# [Texte source]
=-=-=-=-=

Khaled Miloudi a passé 29 années de sa vie en prison, condamnés pour des braquages. À 63 ans, il partage son histoire avec des détenus, comme en ce jour d'automne 2023, à la maison d'arrêt de Corbas, près de Lyon.
De braqueur à poète. Tel est le destin peu commun de Khaled Miloudi, 63 ans. Celui qui a passé 29 ans derrière les barreaux après plusieurs braquages retourne aujourd'hui dans plusieurs prisons de France pour partager son vécu avec des détenus.
Jamais Khaled Miloudi n'a été détenu à la maison d'arrêt de Corbas, non loin de Lyon. Pourtant, en ce jour humide d'automne, il franchit les portes de la prison presque en habitué. Là, il y retrouve une dizaine de détenus, assis en cercle. Dans un silence religieux, ils boivent ses paroles.
En marge de la visite, l'homme dévoile à l'AFP son parcours. "Je cochais toutes les cases problématiques", raconte-t-il en faisant référence à sa naissance en l'Algérie pendant la guerre puis son exil pour la France à l'âge de cinq ans. Il liste ensuite "la violence du père", "le placement en famille d'accueil", ou encore "la boxe" qu'il découvre à l'adolescence.
Avec mes carences affectives, je cherchais une famille, je pensais en avoir trouvé une
Khaled Miloudi
Sa jeunesse, Khaled Miloudi s'en souvient. "J'étais en colère, j’éprouvais du ressentiment et un fort instinct de survie", continue-t-il. Jusqu'à ce qu'il appelle "sa première sortie de route", à l'âge de 19 ans. Après une bagarre, le voilà condamné à un an de prison. Il atterrit à Fleury-Mérogis.

=-=-=-=-=

# [Objectif 1]
Résumez l'article sur Khaled Miloudi en deux phrases.
# [Objectif 2]
Répondez, s'il vous plaît, aux questions suivantes sur l'article sur Khaled Miloudi.
(a) Combien de détenus Khaled Miloudi retrouve-t-il à Corbas ?
(b) À quel âge a-t-il quitté l'Algérie pour la France ?
(c) Dans quelle prison atterrit-il après sa condamnation à un an ?
# [Objectif 3]
Poursuivez l'article sur Khaled Miloudi après sa dernière phrase.
Les lignes ci-dessous sont sans lien avec l'article.

# [Données disponibles]

=-=-=-=-=

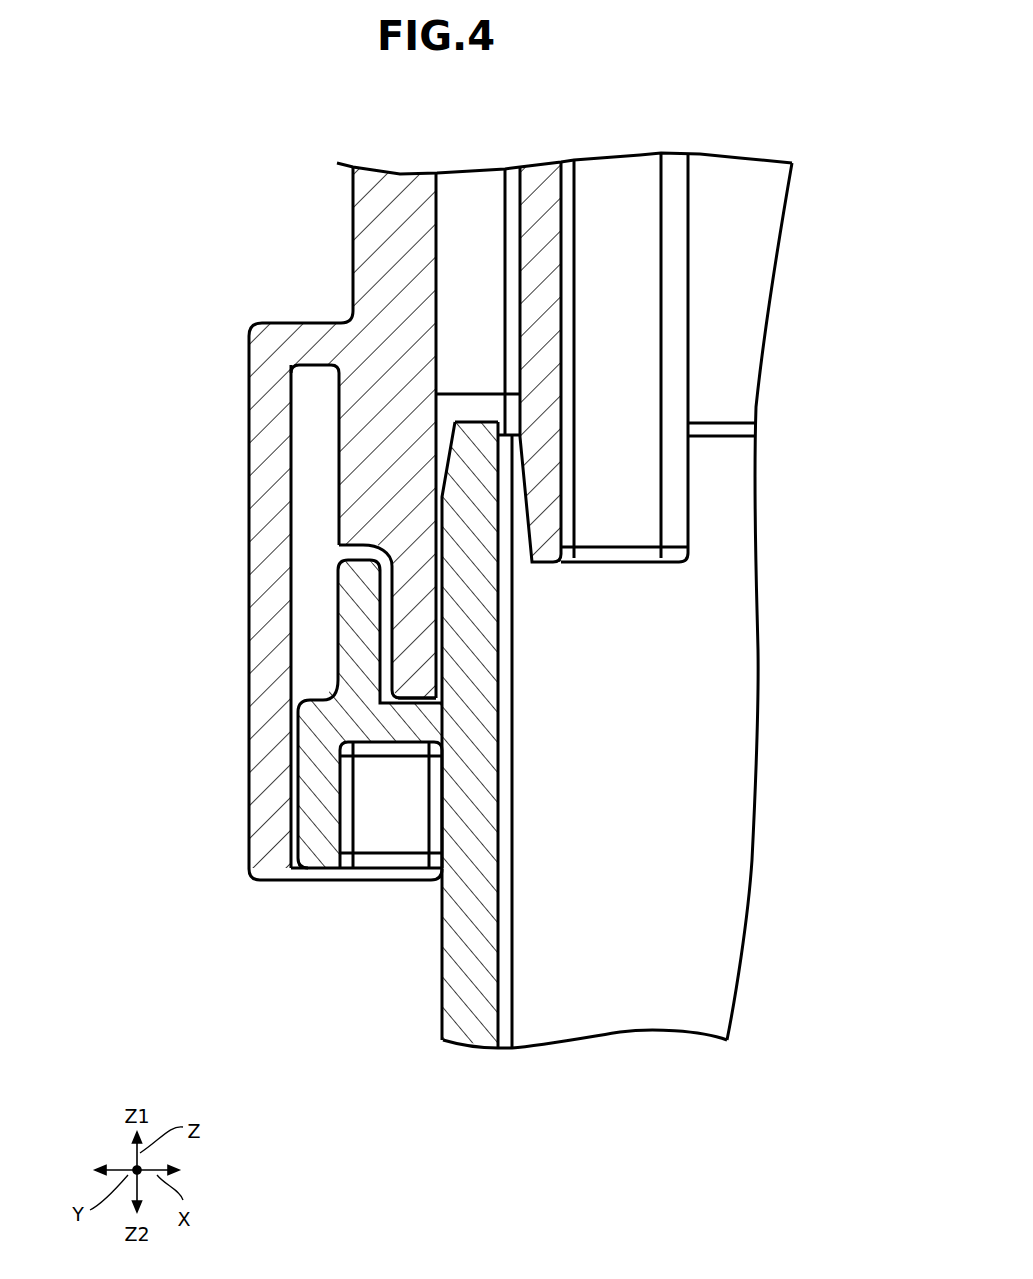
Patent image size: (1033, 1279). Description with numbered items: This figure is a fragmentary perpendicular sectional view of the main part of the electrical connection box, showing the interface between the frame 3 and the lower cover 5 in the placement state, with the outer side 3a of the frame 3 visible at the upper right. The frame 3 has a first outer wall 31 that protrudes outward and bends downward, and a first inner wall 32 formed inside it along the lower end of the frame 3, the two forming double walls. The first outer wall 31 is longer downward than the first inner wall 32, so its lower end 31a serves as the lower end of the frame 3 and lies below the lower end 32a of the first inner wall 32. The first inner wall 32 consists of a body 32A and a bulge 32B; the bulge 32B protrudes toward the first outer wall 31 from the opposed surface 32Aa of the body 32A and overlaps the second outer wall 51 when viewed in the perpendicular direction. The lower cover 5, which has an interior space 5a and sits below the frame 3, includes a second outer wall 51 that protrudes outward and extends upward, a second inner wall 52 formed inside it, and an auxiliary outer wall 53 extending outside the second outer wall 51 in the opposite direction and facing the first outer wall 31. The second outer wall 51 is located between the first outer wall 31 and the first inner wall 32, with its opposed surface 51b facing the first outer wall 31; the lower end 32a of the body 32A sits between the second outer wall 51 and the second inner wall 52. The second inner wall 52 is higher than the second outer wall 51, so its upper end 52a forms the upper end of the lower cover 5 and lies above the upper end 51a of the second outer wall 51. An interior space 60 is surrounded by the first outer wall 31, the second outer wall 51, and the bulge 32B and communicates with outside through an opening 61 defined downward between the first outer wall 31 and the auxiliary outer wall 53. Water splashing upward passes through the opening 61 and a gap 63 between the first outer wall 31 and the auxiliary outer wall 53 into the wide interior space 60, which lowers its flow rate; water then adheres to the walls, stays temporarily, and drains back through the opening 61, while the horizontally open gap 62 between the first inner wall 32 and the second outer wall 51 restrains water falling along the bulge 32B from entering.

=-=-=-=-=

# [Résultat 1]
Khaled Miloudi, 63 ans, a passé 29 ans en prison pour des braquages et se rend aujourd'hui dans plusieurs prisons de France, dont la maison d'arrêt de Corbas près de Lyon, pour partager son vécu avec des détenus. Né en Algérie pendant la guerre et arrivé en France à cinq ans, il a connu la violence du père et le placement en famille d'accueil avant d'être condamné à 19 ans à un an de prison après une bagarre.

# [Résultat 2]
(a) Une dizaine.
(b) À cinq ans.
(c) À Fleury-Mérogis.

# [Résultat 3]
Là, il sympathise avec des braqueurs plus âgés, qui le prennent "sous son aile". "Avec mes carences affectives, je cherchais une famille, je pensais en avoir trouvé une", confie-t-il. Une fois sorti, il retrouve ses camarades de détention dans un bar.
Condamné à 30 ans de prison à 47 ans
La "deuxième partie de sa vie" commence. Elle est "faite de braquages et d'aller-retour en prison" pendant plusieurs années. Une période pendant laquelle six enfants naîtront.
En 2007, Khaled Miloudi est condamné pour l'attaque d'un fourgon à Paris et pour un braquage avec des tirs sur des policiers à Rouen. Il écope d'une peine de 30 ans de réclusion qu'il juge "mortifère" étant donné qu'il a désormais 47 ans.
Moi qui n'avais jamais fait mon examen de conscience, après avoir beaucoup pleuré, je me suis mis à écrire des poèmes autobiographiques
Khaled Miloudi
Le braqueur est classé "détenu particulièrement signalé" et tourne dans les quartiers de haute sécurité. Il envisage de se suicider, mais le désir de vivre l'emporte et l'écriture qu'il n'a pourtant jamais pratiquée s'impose. "Moi qui n'avais jamais fait mon examen de conscience, après avoir beaucoup pleuré, je me suis mis à écrire des poèmes autobiographiques", se souvient-il.
Mon père était analphabète, Il croyait dur en la bête, Qui reçoit des coups de tête
Poème de Khaled Miloudi
Il commence par disséquer les travers de son père. "Mon père était analphabète ; Il croyait dur en la bête ; Qui reçoit des coups de tête" ou "La guerre, père, je la hais ; Elle t'a volé tes nuits ; Les a jeté dans un puits ; Et ne t'a laissé que l'ennui ; Et d'imaginaires ennemis", écrit-il.
En cellule, il met en rime ce qu'il appelle "ses mauvais choix" ou "les affres de la détention". Ce qui lui permet peu à peu d'extraire "les bleus sous sa peau". "Mais je ne me victimise pas", tient-il à préciser. "Je me vois comme un miraculé et c'est pour ça que je peux retourner en prison : je suis sorti de ma colère."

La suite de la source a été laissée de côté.